PROBLEM DESCRIPTION: Your copy should match the records exactly, apart from the pictures, which stay out.

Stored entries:

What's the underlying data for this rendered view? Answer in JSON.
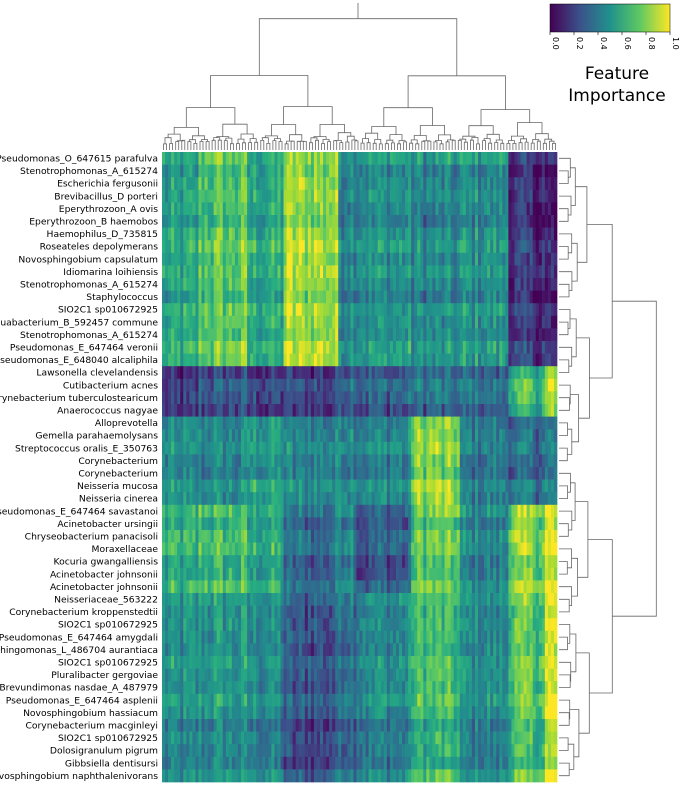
{
  "chart_data": {
    "type": "heatmap",
    "title": "",
    "xlabel": "",
    "ylabel": "",
    "rows": [
      "Pseudomonas_O_647615 parafulva",
      "Stenotrophomonas_A_615274",
      "Escherichia fergusonii",
      "Brevibacillus_D porteri",
      "Eperythrozoon_A ovis",
      "Eperythrozoon_B haemobos",
      "Haemophilus_D_735815",
      "Roseateles depolymerans",
      "Novosphingobium capsulatum",
      "Idiomarina loihiensis",
      "Stenotrophomonas_A_615274",
      "Staphylococcus",
      "SIO2C1 sp010672925",
      "Aquabacterium_B_592457 commune",
      "Stenotrophomonas_A_615274",
      "Pseudomonas_E_647464 veronii",
      "Pseudomonas_E_648040 alcaliphila",
      "Lawsonella clevelandensis",
      "Cutibacterium acnes",
      "Corynebacterium tuberculostearicum",
      "Anaerococcus nagyae",
      "Alloprevotella",
      "Gemella parahaemolysans",
      "Streptococcus oralis_E_350763",
      "Corynebacterium",
      "Corynebacterium",
      "Neisseria mucosa",
      "Neisseria cinerea",
      "Pseudomonas_E_647464 savastanoi",
      "Acinetobacter ursingii",
      "Chryseobacterium panacisoli",
      "Moraxellaceae",
      "Kocuria gwangalliensis",
      "Acinetobacter johnsonii",
      "Acinetobacter johnsonii",
      "Neisseriaceae_563222",
      "Corynebacterium kroppenstedtii",
      "SIO2C1 sp010672925",
      "Pseudomonas_E_647464 amygdali",
      "Sphingomonas_L_486704 aurantiaca",
      "SIO2C1 sp010672925",
      "Pluralibacter gergoviae",
      "Brevundimonas nasdae_A_487979",
      "Pseudomonas_E_647464 asplenii",
      "Novosphingobium hassiacum",
      "Corynebacterium macginleyi",
      "SIO2C1 sp010672925",
      "Dolosigranulum pigrum",
      "Gibbsiella dentisursi",
      "Novosphingobium naphthalenivorans"
    ],
    "n_columns": 130,
    "column_blocks": [
      {
        "start": 0,
        "end": 12
      },
      {
        "start": 12,
        "end": 28
      },
      {
        "start": 28,
        "end": 40
      },
      {
        "start": 40,
        "end": 58
      },
      {
        "start": 58,
        "end": 64
      },
      {
        "start": 64,
        "end": 82
      },
      {
        "start": 82,
        "end": 98
      },
      {
        "start": 98,
        "end": 114
      },
      {
        "start": 114,
        "end": 126
      },
      {
        "start": 126,
        "end": 130
      }
    ],
    "row_blocks": [
      {
        "start": 0,
        "end": 1,
        "levels": [
          0.55,
          0.75,
          0.6,
          0.8,
          0.55,
          0.55,
          0.5,
          0.55,
          0.15,
          0.1
        ]
      },
      {
        "start": 1,
        "end": 17,
        "levels": [
          0.55,
          0.72,
          0.6,
          0.85,
          0.5,
          0.5,
          0.45,
          0.5,
          0.15,
          0.08
        ]
      },
      {
        "start": 17,
        "end": 21,
        "levels": [
          0.15,
          0.25,
          0.2,
          0.2,
          0.35,
          0.3,
          0.35,
          0.35,
          0.65,
          0.85
        ]
      },
      {
        "start": 21,
        "end": 28,
        "levels": [
          0.45,
          0.45,
          0.55,
          0.45,
          0.5,
          0.45,
          0.8,
          0.4,
          0.35,
          0.4
        ]
      },
      {
        "start": 28,
        "end": 35,
        "levels": [
          0.6,
          0.68,
          0.6,
          0.35,
          0.5,
          0.3,
          0.75,
          0.45,
          0.8,
          0.95
        ]
      },
      {
        "start": 35,
        "end": 50,
        "levels": [
          0.45,
          0.5,
          0.45,
          0.25,
          0.4,
          0.45,
          0.65,
          0.45,
          0.7,
          0.9
        ]
      }
    ],
    "value_range": [
      0.0,
      1.0
    ],
    "colormap": "viridis",
    "colorbar": {
      "ticks": [
        "0.0",
        "0.2",
        "0.4",
        "0.6",
        "0.8",
        "1.0"
      ],
      "title_line1": "Feature",
      "title_line2": "Importance",
      "placement": "top-right"
    },
    "dendrograms": {
      "columns": "top",
      "rows": "right"
    }
  }
}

TASK ANSWER:
What's the underlying data for this rendered view? Answer in JSON.
{
  "chart_data": {
    "type": "heatmap",
    "title": "",
    "xlabel": "",
    "ylabel": "",
    "rows": [
      "Pseudomonas_O_647615 parafulva",
      "Stenotrophomonas_A_615274",
      "Escherichia fergusonii",
      "Brevibacillus_D porteri",
      "Eperythrozoon_A ovis",
      "Eperythrozoon_B haemobos",
      "Haemophilus_D_735815",
      "Roseateles depolymerans",
      "Novosphingobium capsulatum",
      "Idiomarina loihiensis",
      "Stenotrophomonas_A_615274",
      "Staphylococcus",
      "SIO2C1 sp010672925",
      "Aquabacterium_B_592457 commune",
      "Stenotrophomonas_A_615274",
      "Pseudomonas_E_647464 veronii",
      "Pseudomonas_E_648040 alcaliphila",
      "Lawsonella clevelandensis",
      "Cutibacterium acnes",
      "Corynebacterium tuberculostearicum",
      "Anaerococcus nagyae",
      "Alloprevotella",
      "Gemella parahaemolysans",
      "Streptococcus oralis_E_350763",
      "Corynebacterium",
      "Corynebacterium",
      "Neisseria mucosa",
      "Neisseria cinerea",
      "Pseudomonas_E_647464 savastanoi",
      "Acinetobacter ursingii",
      "Chryseobacterium panacisoli",
      "Moraxellaceae",
      "Kocuria gwangalliensis",
      "Acinetobacter johnsonii",
      "Acinetobacter johnsonii",
      "Neisseriaceae_563222",
      "Corynebacterium kroppenstedtii",
      "SIO2C1 sp010672925",
      "Pseudomonas_E_647464 amygdali",
      "Sphingomonas_L_486704 aurantiaca",
      "SIO2C1 sp010672925",
      "Pluralibacter gergoviae",
      "Brevundimonas nasdae_A_487979",
      "Pseudomonas_E_647464 asplenii",
      "Novosphingobium hassiacum",
      "Corynebacterium macginleyi",
      "SIO2C1 sp010672925",
      "Dolosigranulum pigrum",
      "Gibbsiella dentisursi",
      "Novosphingobium naphthalenivorans"
    ],
    "n_columns": 130,
    "column_blocks": [
      {
        "start": 0,
        "end": 12
      },
      {
        "start": 12,
        "end": 28
      },
      {
        "start": 28,
        "end": 40
      },
      {
        "start": 40,
        "end": 58
      },
      {
        "start": 58,
        "end": 64
      },
      {
        "start": 64,
        "end": 82
      },
      {
        "start": 82,
        "end": 98
      },
      {
        "start": 98,
        "end": 114
      },
      {
        "start": 114,
        "end": 126
      },
      {
        "start": 126,
        "end": 130
      }
    ],
    "row_blocks": [
      {
        "start": 0,
        "end": 1,
        "levels": [
          0.55,
          0.75,
          0.6,
          0.8,
          0.55,
          0.55,
          0.5,
          0.55,
          0.15,
          0.1
        ]
      },
      {
        "start": 1,
        "end": 17,
        "levels": [
          0.55,
          0.72,
          0.6,
          0.85,
          0.5,
          0.5,
          0.45,
          0.5,
          0.15,
          0.08
        ]
      },
      {
        "start": 17,
        "end": 21,
        "levels": [
          0.15,
          0.25,
          0.2,
          0.2,
          0.35,
          0.3,
          0.35,
          0.35,
          0.65,
          0.85
        ]
      },
      {
        "start": 21,
        "end": 28,
        "levels": [
          0.45,
          0.45,
          0.55,
          0.45,
          0.5,
          0.45,
          0.8,
          0.4,
          0.35,
          0.4
        ]
      },
      {
        "start": 28,
        "end": 35,
        "levels": [
          0.6,
          0.68,
          0.6,
          0.35,
          0.5,
          0.3,
          0.75,
          0.45,
          0.8,
          0.95
        ]
      },
      {
        "start": 35,
        "end": 50,
        "levels": [
          0.45,
          0.5,
          0.45,
          0.25,
          0.4,
          0.45,
          0.65,
          0.45,
          0.7,
          0.9
        ]
      }
    ],
    "value_range": [
      0.0,
      1.0
    ],
    "colormap": "viridis",
    "colorbar": {
      "ticks": [
        "0.0",
        "0.2",
        "0.4",
        "0.6",
        "0.8",
        "1.0"
      ],
      "title_line1": "Feature",
      "title_line2": "Importance",
      "placement": "top-right"
    },
    "dendrograms": {
      "columns": "top",
      "rows": "right"
    }
  }
}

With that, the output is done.